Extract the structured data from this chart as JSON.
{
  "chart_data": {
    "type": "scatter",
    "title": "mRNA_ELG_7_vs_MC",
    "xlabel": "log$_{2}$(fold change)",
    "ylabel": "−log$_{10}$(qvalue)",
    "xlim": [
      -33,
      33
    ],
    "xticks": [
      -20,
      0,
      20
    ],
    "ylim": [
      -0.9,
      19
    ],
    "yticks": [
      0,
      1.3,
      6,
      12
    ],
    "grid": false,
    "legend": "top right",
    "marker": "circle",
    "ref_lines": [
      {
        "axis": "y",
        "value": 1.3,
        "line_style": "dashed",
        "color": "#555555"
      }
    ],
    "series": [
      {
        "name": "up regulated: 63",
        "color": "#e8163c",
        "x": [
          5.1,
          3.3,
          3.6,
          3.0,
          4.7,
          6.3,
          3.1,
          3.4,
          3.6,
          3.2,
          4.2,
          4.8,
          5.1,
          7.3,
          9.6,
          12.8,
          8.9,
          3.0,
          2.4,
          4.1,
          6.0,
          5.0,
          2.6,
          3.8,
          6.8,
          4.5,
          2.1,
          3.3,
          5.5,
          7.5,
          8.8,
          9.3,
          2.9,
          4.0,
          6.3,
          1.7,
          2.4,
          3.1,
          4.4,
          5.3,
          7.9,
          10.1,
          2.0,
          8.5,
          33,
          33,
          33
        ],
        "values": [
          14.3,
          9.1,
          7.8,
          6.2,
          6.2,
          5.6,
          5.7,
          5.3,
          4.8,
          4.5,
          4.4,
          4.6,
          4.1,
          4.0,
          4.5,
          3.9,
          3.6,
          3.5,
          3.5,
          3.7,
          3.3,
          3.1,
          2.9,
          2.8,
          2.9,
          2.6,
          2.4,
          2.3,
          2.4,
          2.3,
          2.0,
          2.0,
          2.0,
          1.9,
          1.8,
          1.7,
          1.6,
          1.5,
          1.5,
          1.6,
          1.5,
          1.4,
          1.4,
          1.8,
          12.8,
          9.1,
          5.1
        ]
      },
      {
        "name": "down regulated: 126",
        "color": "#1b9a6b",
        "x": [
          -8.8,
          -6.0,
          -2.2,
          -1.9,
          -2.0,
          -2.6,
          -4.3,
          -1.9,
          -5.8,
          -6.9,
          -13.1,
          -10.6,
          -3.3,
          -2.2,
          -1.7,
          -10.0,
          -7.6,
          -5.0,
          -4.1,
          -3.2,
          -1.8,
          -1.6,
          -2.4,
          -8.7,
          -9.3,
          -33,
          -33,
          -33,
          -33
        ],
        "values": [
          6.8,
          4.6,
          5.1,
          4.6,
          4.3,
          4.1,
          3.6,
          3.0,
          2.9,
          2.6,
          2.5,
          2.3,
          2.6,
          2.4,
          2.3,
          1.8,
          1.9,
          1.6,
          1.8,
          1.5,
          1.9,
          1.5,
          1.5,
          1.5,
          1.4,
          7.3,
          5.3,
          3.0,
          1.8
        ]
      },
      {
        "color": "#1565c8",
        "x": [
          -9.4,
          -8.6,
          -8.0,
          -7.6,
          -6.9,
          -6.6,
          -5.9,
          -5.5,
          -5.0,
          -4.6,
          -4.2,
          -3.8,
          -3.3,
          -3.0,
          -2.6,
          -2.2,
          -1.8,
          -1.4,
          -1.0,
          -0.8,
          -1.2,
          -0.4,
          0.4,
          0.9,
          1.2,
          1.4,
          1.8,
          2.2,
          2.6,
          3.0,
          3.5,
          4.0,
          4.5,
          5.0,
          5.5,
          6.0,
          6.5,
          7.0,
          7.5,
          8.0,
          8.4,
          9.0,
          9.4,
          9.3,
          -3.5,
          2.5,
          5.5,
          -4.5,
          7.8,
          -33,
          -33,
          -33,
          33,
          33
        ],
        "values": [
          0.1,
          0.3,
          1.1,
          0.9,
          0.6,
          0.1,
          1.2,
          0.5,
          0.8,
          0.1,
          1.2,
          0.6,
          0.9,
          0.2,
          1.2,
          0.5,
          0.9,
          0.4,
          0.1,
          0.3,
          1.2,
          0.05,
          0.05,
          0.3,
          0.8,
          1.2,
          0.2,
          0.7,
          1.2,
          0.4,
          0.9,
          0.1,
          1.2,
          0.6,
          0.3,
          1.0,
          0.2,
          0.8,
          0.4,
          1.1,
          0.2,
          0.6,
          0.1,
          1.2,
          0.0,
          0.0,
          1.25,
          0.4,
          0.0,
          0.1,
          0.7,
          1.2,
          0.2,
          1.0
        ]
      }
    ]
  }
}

_ _ _ _

**Instructions for the task:** When the word "name" shows up in a line of the entries, pull that line out.

**Answer box:**
        "name": "up regulated: 63",
        "name": "down regulated: 126",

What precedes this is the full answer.